◆ YOUR TASK: Note how many lines contain "Rules" and give that number, with nothing else.

-------------------------

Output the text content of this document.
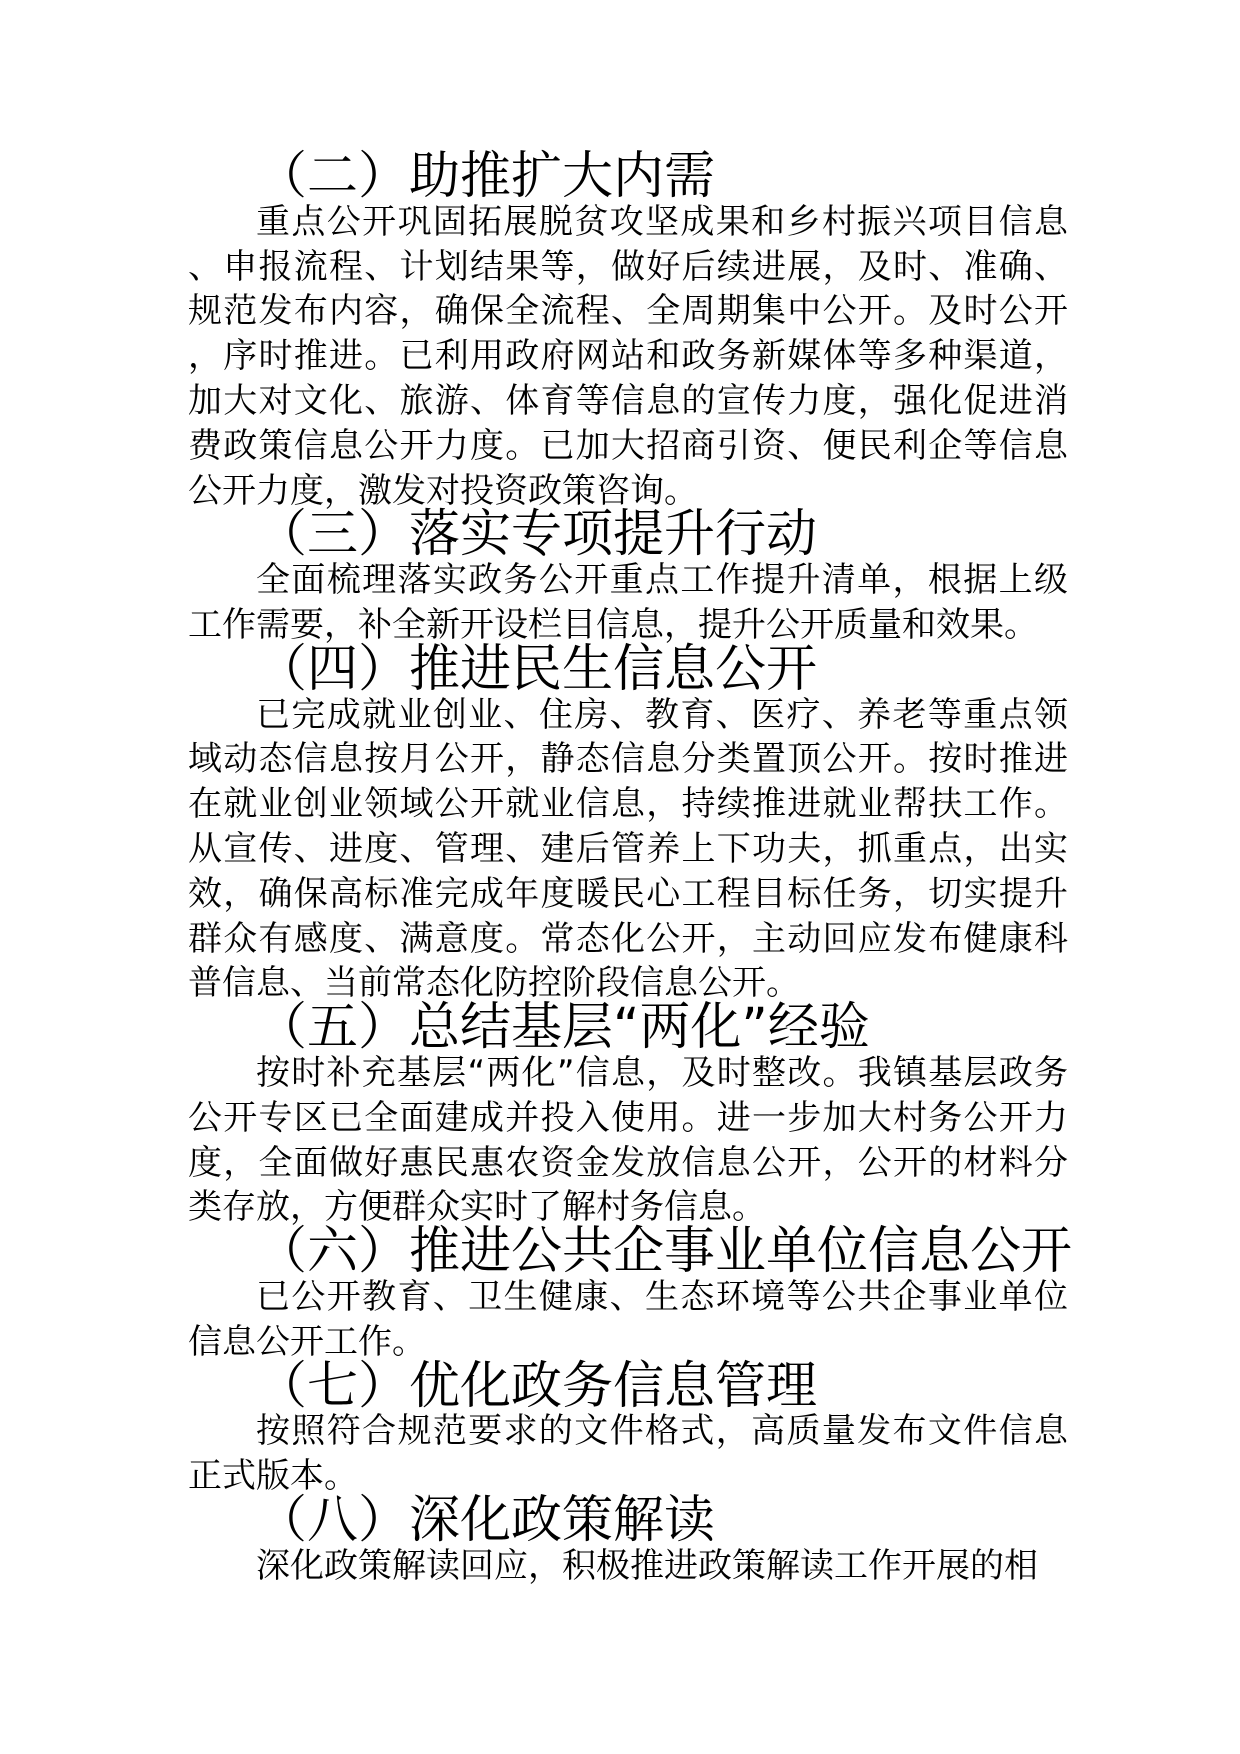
（二）助推扩大内需

重点公开巩固拓展脱贫攻坚成果和乡村振兴项目信息、申报流程、计划结果等，做好后续进展，及时、准确、规范发布内容，确保全流程、全周期集中公开。及时公开，序时推进。已利用政府网站和政务新媒体等多种渠道，加大对文化、旅游、体育等信息的宣传力度，强化促进消费政策信息公开力度。已加大招商引资、便民利企等信息公开力度，激发对投资政策咨询。

（三）落实专项提升行动

全面梳理落实政务公开重点工作提升清单，根据上级工作需要，补全新开设栏目信息，提升公开质量和效果。

（四）推进民生信息公开

已完成就业创业、住房、教育、医疗、养老等重点领域动态信息按月公开，静态信息分类置顶公开。按时推进在就业创业领域公开就业信息，持续推进就业帮扶工作。从宣传、进度、管理、建后管养上下功夫，抓重点，出实效，确保高标准完成年度暖民心工程目标任务，切实提升群众有感度、满意度。常态化公开，主动回应发布健康科普信息、当前常态化防控阶段信息公开。

（五）总结基层“两化”经验

按时补充基层“两化”信息，及时整改。我镇基层政务公开专区已全面建成并投入使用。进一步加大村务公开力度，全面做好惠民惠农资金发放信息公开，公开的材料分类存放，方便群众实时了解村务信息。

（六）推进公共企事业单位信息公开

已公开教育、卫生健康、生态环境等公共企事业单位信息公开工作。

（七）优化政务信息管理

按照符合规范要求的文件格式，高质量发布文件信息正式版本。

（八）深化政策解读

深化政策解读回应，积极推进政策解读工作开展的相
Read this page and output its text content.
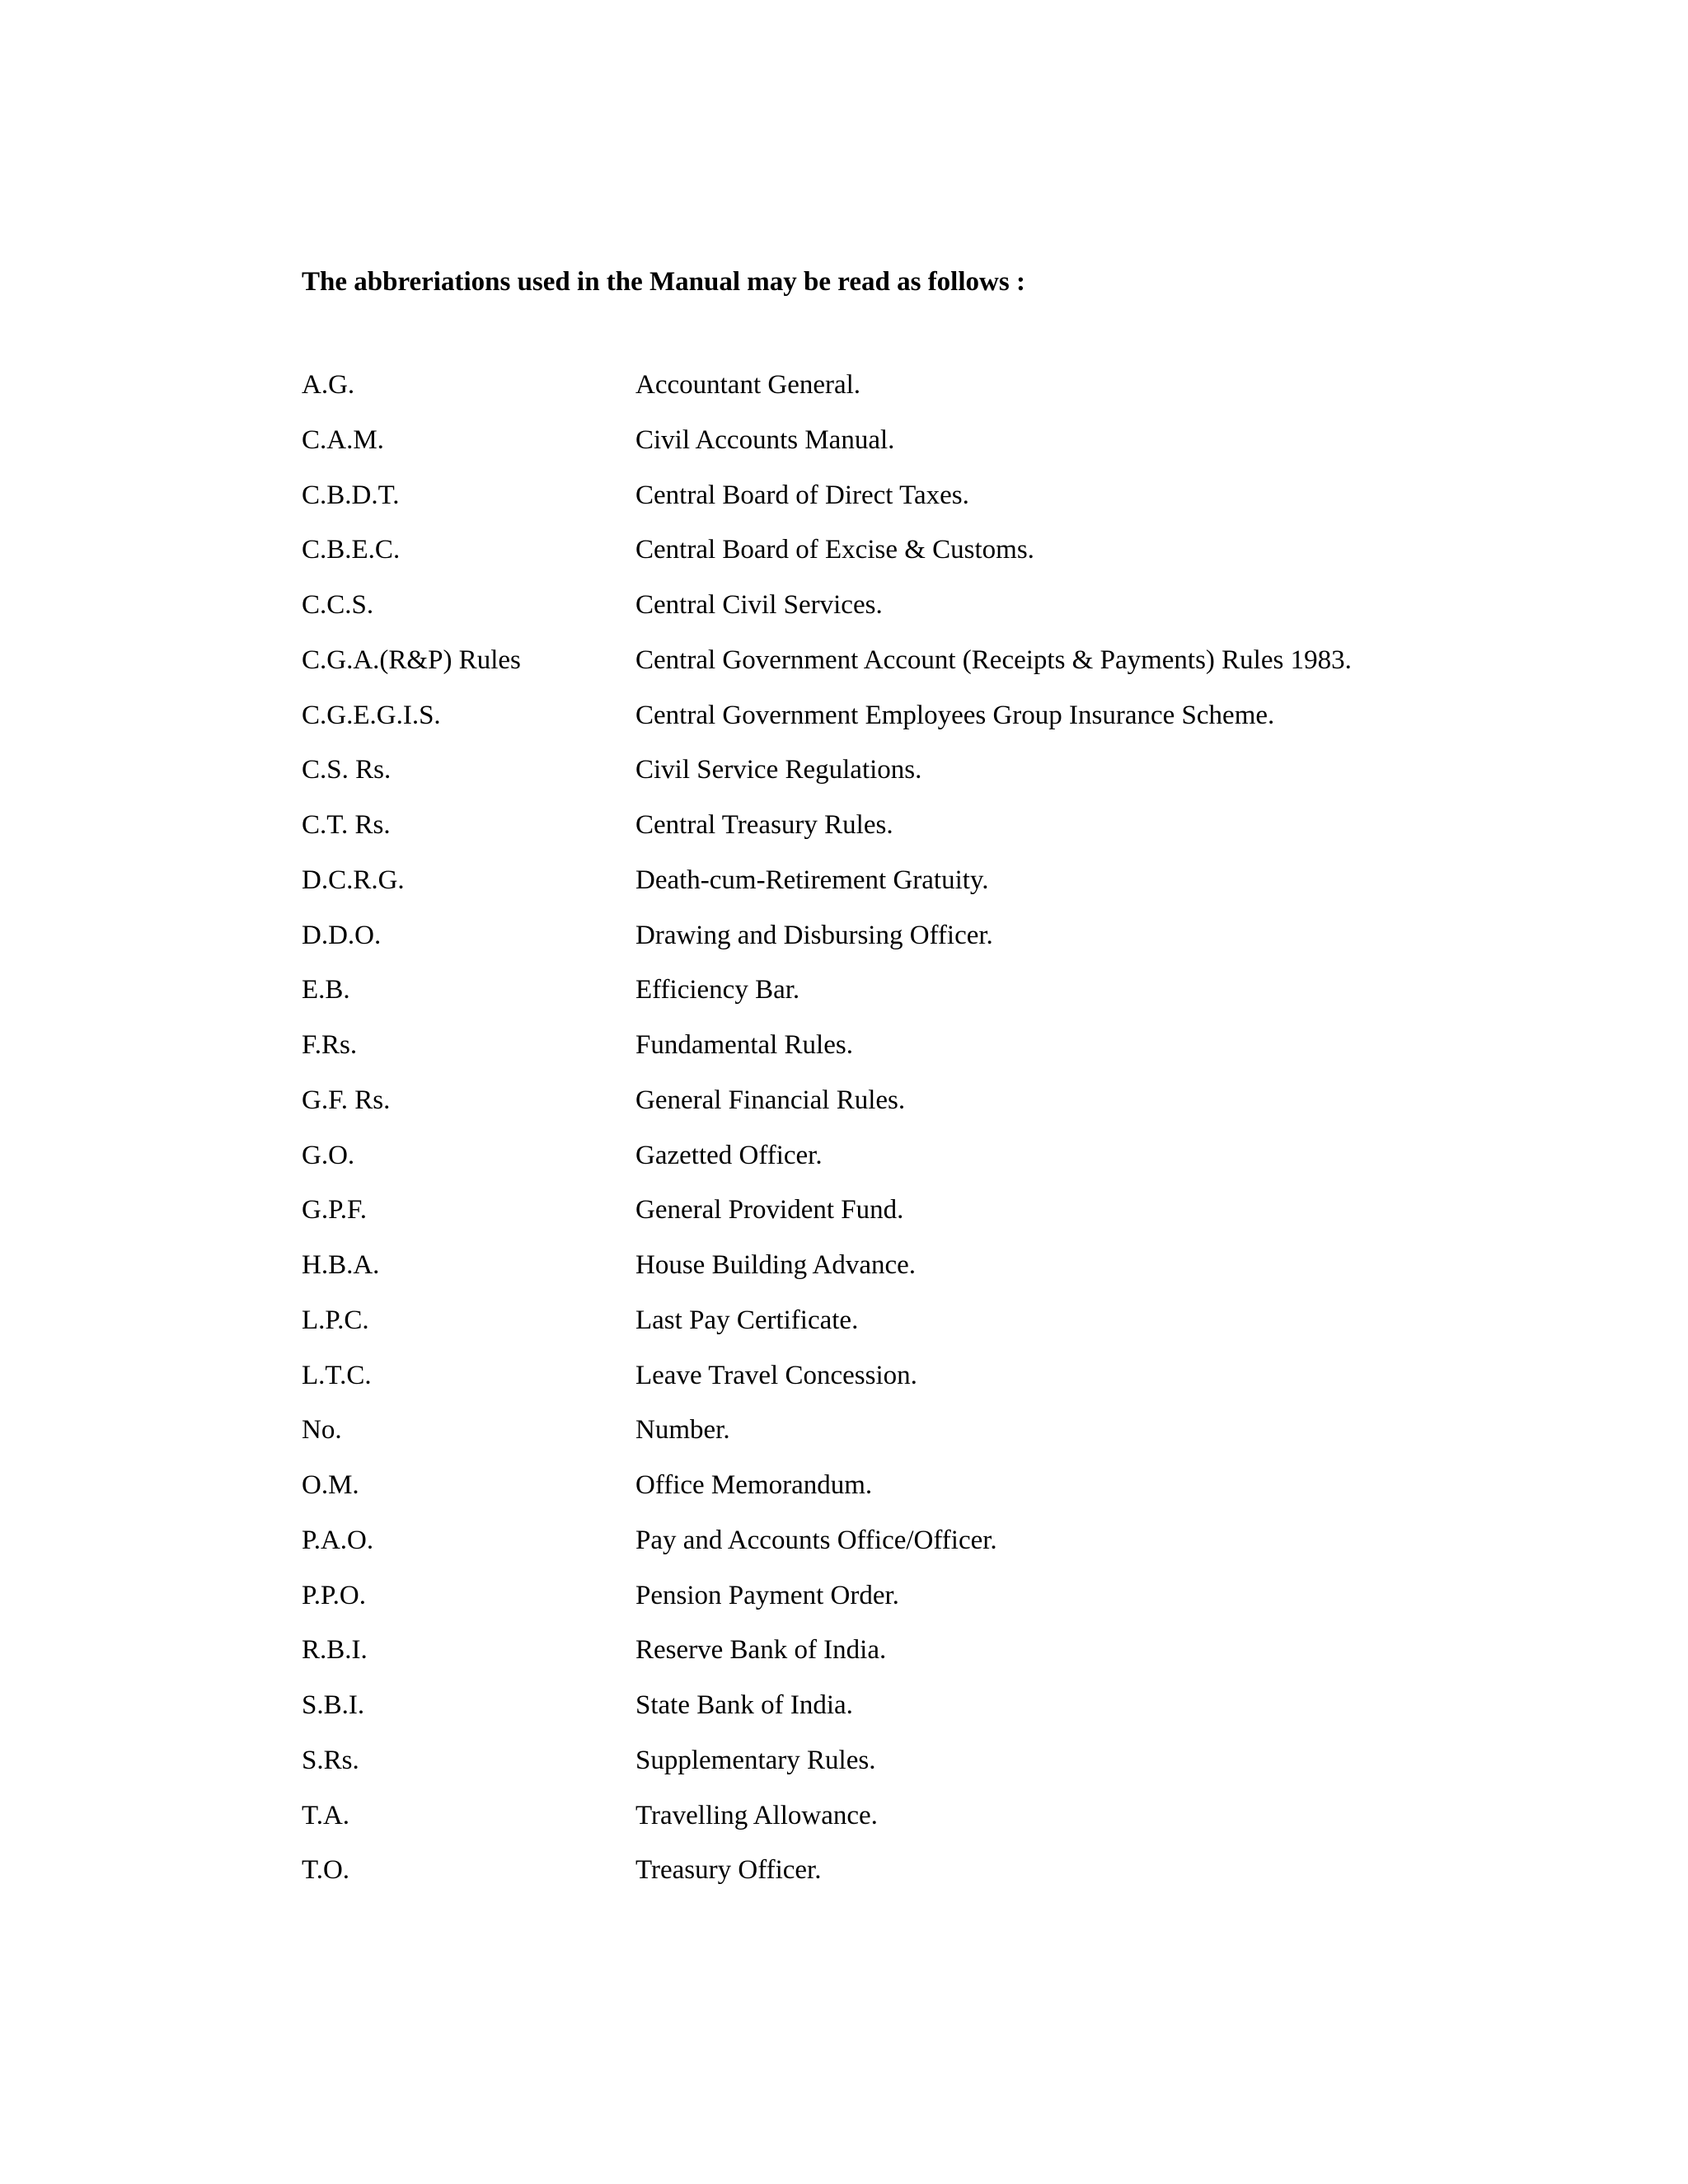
The abbreriations used in the Manual may be read as follows :
A.G.	Accountant General.
C.A.M.	Civil Accounts Manual.
C.B.D.T.	Central Board of Direct Taxes.
C.B.E.C.	Central Board of Excise & Customs.
C.C.S.	Central Civil Services.
C.G.A.(R&P) Rules	Central Government Account (Receipts & Payments) Rules 1983.
C.G.E.G.I.S.	Central Government Employees Group Insurance Scheme.
C.S. Rs.	Civil Service Regulations.
C.T. Rs.	Central Treasury Rules.
D.C.R.G.	Death-cum-Retirement Gratuity.
D.D.O.	Drawing and Disbursing Officer.
E.B.	Efficiency Bar.
F.Rs.	Fundamental Rules.
G.F. Rs.	General Financial Rules.
G.O.	Gazetted Officer.
G.P.F.	General Provident Fund.
H.B.A.	House Building Advance.
L.P.C.	Last Pay Certificate.
L.T.C.	Leave Travel Concession.
No.	Number.
O.M.	Office Memorandum.
P.A.O.	Pay and Accounts Office/Officer.
P.P.O.	Pension Payment Order.
R.B.I.	Reserve Bank of India.
S.B.I.	State Bank of India.
S.Rs.	Supplementary Rules.
T.A.	Travelling Allowance.
T.O.	Treasury Officer.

-------------------------

◆ RESPONSE FOR THIS EXERCISE: 5